PROBLEM TO SOLVE
Reproduce the records below exactly, leaving out any pictures.

SUPPLIED DATA
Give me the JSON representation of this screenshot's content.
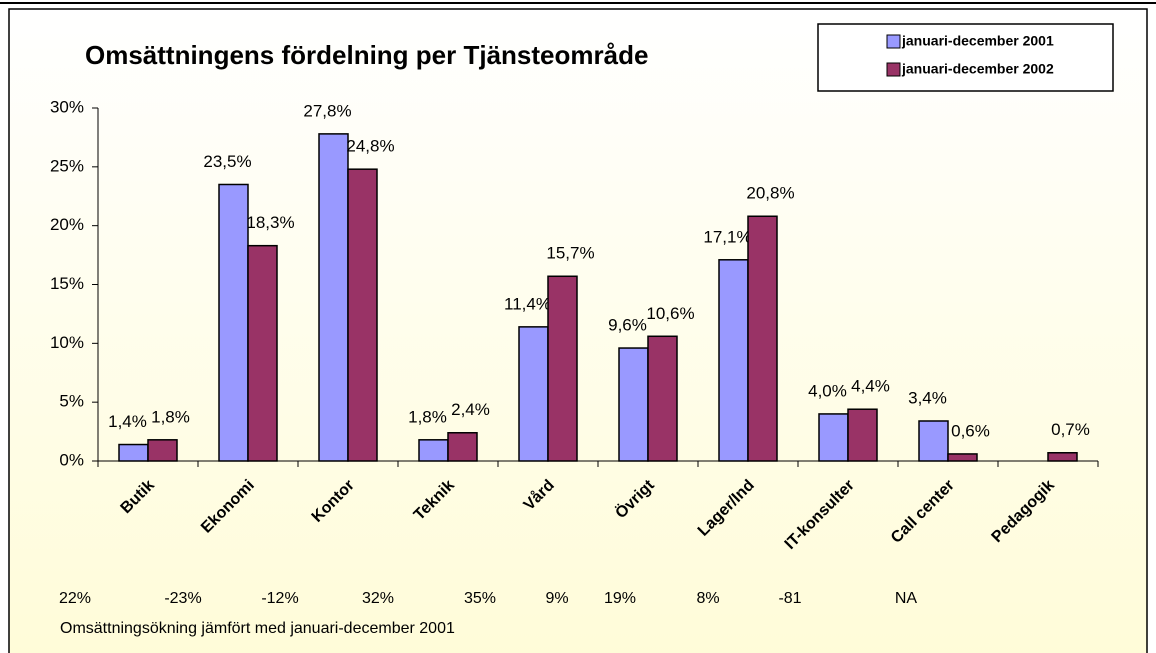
{
  "chart_data": {
    "type": "bar",
    "title": "Omsättningens fördelning per Tjänsteområde",
    "categories": [
      "Butik",
      "Ekonomi",
      "Kontor",
      "Teknik",
      "Vård",
      "Övrigt",
      "Lager/Ind",
      "IT-konsulter",
      "Call center",
      "Pedagogik"
    ],
    "series": [
      {
        "name": "januari-december 2001",
        "color": "#9999ff",
        "values": [
          1.4,
          23.5,
          27.8,
          1.8,
          11.4,
          9.6,
          17.1,
          4.0,
          3.4,
          null
        ],
        "value_labels": [
          "1,4%",
          "23,5%",
          "27,8%",
          "1,8%",
          "11,4%",
          "9,6%",
          "17,1%",
          "4,0%",
          "3,4%",
          null
        ]
      },
      {
        "name": "januari-december 2002",
        "color": "#993366",
        "values": [
          1.8,
          18.3,
          24.8,
          2.4,
          15.7,
          10.6,
          20.8,
          4.4,
          0.6,
          0.7
        ],
        "value_labels": [
          "1,8%",
          "18,3%",
          "24,8%",
          "2,4%",
          "15,7%",
          "10,6%",
          "20,8%",
          "4,4%",
          "0,6%",
          "0,7%"
        ]
      }
    ],
    "ylim": [
      0,
      30
    ],
    "yticks": [
      {
        "value": 0,
        "label": "0%"
      },
      {
        "value": 5,
        "label": "5%"
      },
      {
        "value": 10,
        "label": "10%"
      },
      {
        "value": 15,
        "label": "15%"
      },
      {
        "value": 20,
        "label": "20%"
      },
      {
        "value": 25,
        "label": "25%"
      },
      {
        "value": 30,
        "label": "30%"
      }
    ],
    "grid": false,
    "legend": "top-right",
    "annotations": [
      "22%",
      "-23%",
      "-12%",
      "32%",
      "35%",
      "9%",
      "19%",
      "8%",
      "-81",
      "NA"
    ],
    "footnote": "Omsättningsökning jämfört med januari-december 2001"
  }
}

FINISHED EXERCISE
Give me the JSON representation of this screenshot's content.
{
  "chart_data": {
    "type": "bar",
    "title": "Omsättningens fördelning per Tjänsteområde",
    "categories": [
      "Butik",
      "Ekonomi",
      "Kontor",
      "Teknik",
      "Vård",
      "Övrigt",
      "Lager/Ind",
      "IT-konsulter",
      "Call center",
      "Pedagogik"
    ],
    "series": [
      {
        "name": "januari-december 2001",
        "color": "#9999ff",
        "values": [
          1.4,
          23.5,
          27.8,
          1.8,
          11.4,
          9.6,
          17.1,
          4.0,
          3.4,
          null
        ],
        "value_labels": [
          "1,4%",
          "23,5%",
          "27,8%",
          "1,8%",
          "11,4%",
          "9,6%",
          "17,1%",
          "4,0%",
          "3,4%",
          null
        ]
      },
      {
        "name": "januari-december 2002",
        "color": "#993366",
        "values": [
          1.8,
          18.3,
          24.8,
          2.4,
          15.7,
          10.6,
          20.8,
          4.4,
          0.6,
          0.7
        ],
        "value_labels": [
          "1,8%",
          "18,3%",
          "24,8%",
          "2,4%",
          "15,7%",
          "10,6%",
          "20,8%",
          "4,4%",
          "0,6%",
          "0,7%"
        ]
      }
    ],
    "ylim": [
      0,
      30
    ],
    "yticks": [
      {
        "value": 0,
        "label": "0%"
      },
      {
        "value": 5,
        "label": "5%"
      },
      {
        "value": 10,
        "label": "10%"
      },
      {
        "value": 15,
        "label": "15%"
      },
      {
        "value": 20,
        "label": "20%"
      },
      {
        "value": 25,
        "label": "25%"
      },
      {
        "value": 30,
        "label": "30%"
      }
    ],
    "grid": false,
    "legend": "top-right",
    "annotations": [
      "22%",
      "-23%",
      "-12%",
      "32%",
      "35%",
      "9%",
      "19%",
      "8%",
      "-81",
      "NA"
    ],
    "footnote": "Omsättningsökning jämfört med januari-december 2001"
  }
}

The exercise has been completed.